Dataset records
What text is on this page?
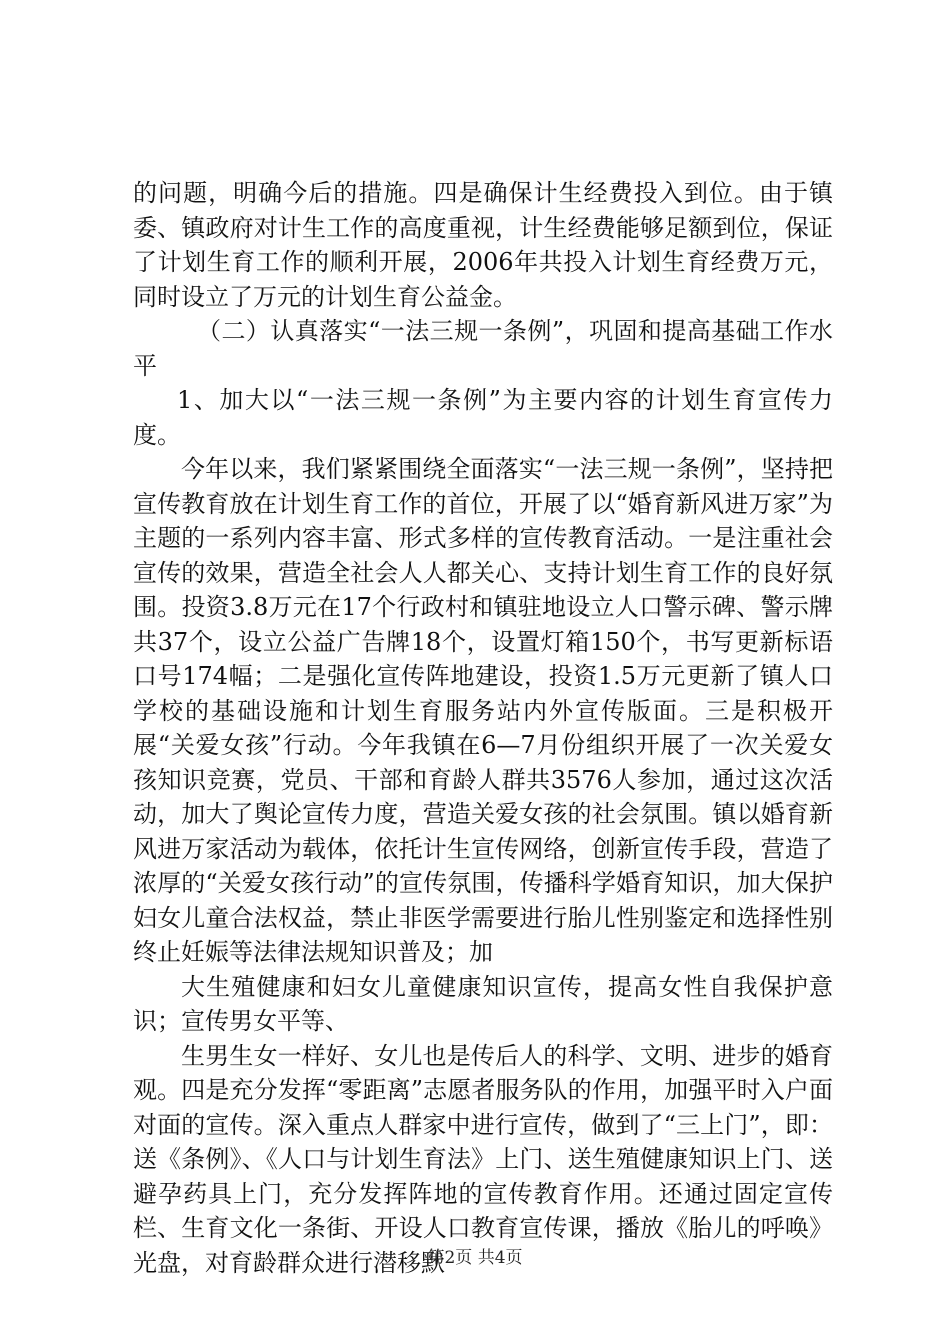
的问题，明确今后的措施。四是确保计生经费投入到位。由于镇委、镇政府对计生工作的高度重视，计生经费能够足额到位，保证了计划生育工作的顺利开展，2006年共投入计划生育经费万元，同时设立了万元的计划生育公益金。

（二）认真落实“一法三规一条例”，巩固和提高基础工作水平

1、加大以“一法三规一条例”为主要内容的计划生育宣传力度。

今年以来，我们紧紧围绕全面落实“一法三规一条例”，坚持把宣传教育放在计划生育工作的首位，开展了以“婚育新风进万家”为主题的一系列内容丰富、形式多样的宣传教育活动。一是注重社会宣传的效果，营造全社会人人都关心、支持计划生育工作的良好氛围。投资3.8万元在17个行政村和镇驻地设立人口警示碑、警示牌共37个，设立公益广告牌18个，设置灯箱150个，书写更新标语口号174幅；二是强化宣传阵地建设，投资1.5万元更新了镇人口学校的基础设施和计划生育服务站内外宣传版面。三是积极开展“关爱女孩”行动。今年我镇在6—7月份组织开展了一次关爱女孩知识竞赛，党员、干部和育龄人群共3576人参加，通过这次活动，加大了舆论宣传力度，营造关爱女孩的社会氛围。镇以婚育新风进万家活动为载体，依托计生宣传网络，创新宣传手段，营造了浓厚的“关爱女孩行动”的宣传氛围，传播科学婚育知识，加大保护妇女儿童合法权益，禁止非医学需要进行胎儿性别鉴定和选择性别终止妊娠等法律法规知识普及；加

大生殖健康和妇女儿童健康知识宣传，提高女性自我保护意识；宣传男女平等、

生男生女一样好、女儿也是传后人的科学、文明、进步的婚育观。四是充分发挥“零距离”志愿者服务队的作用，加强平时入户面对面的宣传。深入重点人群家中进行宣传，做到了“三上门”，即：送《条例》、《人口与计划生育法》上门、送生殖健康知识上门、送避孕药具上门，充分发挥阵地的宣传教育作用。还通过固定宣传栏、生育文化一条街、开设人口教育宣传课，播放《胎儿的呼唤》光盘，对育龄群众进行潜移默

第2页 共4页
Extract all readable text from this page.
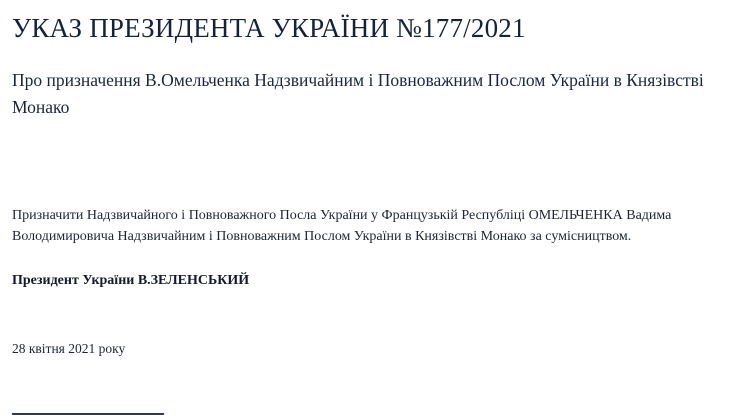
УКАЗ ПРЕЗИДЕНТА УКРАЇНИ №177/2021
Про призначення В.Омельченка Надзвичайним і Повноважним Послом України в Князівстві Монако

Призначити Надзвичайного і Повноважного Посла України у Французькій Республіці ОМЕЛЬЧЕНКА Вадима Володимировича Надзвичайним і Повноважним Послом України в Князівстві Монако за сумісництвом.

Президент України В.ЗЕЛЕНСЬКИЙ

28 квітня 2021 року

THE TASK: From the entries above, collect every line with the string "page" in it.

TASK RESPONSE:
What text is on this page?
Extract all readable text from this page.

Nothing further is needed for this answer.